Record excerpts:
◇ ◇ ◇ ◇ ◇
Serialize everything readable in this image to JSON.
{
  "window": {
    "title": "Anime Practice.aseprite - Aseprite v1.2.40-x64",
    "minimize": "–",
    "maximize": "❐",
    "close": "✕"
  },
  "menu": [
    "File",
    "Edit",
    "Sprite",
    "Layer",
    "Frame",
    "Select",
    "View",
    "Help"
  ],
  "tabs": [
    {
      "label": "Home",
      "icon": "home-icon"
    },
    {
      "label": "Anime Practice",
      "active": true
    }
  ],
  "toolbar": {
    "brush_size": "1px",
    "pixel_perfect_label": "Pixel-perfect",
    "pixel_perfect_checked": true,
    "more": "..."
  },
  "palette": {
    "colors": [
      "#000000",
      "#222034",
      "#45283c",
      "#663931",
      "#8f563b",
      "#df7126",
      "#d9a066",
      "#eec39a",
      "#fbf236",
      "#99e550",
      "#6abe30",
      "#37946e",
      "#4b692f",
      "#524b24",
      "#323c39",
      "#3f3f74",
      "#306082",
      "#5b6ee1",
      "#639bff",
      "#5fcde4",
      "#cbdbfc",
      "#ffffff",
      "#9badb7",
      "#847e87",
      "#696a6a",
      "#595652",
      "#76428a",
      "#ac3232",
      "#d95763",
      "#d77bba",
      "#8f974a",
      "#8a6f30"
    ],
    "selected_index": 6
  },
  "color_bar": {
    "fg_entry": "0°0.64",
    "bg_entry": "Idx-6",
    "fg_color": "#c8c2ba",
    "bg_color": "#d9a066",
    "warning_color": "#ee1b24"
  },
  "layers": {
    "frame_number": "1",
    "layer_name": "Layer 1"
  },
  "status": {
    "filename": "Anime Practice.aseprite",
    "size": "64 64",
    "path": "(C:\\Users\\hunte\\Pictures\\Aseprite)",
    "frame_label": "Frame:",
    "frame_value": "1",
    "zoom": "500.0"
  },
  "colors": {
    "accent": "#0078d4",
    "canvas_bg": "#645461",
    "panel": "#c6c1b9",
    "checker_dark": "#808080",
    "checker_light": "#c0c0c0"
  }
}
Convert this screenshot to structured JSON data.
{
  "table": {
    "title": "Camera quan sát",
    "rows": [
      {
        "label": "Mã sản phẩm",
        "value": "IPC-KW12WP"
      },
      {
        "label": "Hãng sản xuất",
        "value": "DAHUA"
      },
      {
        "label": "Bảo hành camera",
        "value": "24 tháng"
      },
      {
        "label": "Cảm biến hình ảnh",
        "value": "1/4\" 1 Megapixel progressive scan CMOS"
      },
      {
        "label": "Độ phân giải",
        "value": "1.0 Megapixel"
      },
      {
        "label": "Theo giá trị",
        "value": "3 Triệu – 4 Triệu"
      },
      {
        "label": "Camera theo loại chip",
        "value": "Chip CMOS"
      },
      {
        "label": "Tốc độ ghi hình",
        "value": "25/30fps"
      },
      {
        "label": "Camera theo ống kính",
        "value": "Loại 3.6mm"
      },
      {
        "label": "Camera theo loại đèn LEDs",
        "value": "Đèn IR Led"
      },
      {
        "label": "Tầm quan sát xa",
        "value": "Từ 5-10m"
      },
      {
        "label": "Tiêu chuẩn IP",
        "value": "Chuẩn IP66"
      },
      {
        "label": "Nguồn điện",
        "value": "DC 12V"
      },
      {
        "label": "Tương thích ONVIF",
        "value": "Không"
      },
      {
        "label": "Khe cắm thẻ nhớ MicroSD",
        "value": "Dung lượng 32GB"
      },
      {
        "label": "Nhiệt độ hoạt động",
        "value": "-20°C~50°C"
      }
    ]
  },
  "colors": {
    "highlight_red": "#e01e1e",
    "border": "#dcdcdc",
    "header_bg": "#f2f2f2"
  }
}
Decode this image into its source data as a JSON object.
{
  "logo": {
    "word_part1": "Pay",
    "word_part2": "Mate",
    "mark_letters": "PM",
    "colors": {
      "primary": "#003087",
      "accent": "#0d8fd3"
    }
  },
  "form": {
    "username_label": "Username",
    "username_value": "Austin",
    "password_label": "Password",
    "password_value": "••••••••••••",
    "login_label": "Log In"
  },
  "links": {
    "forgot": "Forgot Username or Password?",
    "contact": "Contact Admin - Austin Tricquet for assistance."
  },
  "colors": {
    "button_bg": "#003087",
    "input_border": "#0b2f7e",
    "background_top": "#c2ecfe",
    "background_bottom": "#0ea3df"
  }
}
◇ ◇ ◇ ◇ ◇
Required work:
Extract every line from the one with "Decode this image" down to the final line above, both included, exactly as written.

Correct answer:
Decode this image into its source data as a JSON object.
{
  "logo": {
    "word_part1": "Pay",
    "word_part2": "Mate",
    "mark_letters": "PM",
    "colors": {
      "primary": "#003087",
      "accent": "#0d8fd3"
    }
  },
  "form": {
    "username_label": "Username",
    "username_value": "Austin",
    "password_label": "Password",
    "password_value": "••••••••••••",
    "login_label": "Log In"
  },
  "links": {
    "forgot": "Forgot Username or Password?",
    "contact": "Contact Admin - Austin Tricquet for assistance."
  },
  "colors": {
    "button_bg": "#003087",
    "input_border": "#0b2f7e",
    "background_top": "#c2ecfe",
    "background_bottom": "#0ea3df"
  }
}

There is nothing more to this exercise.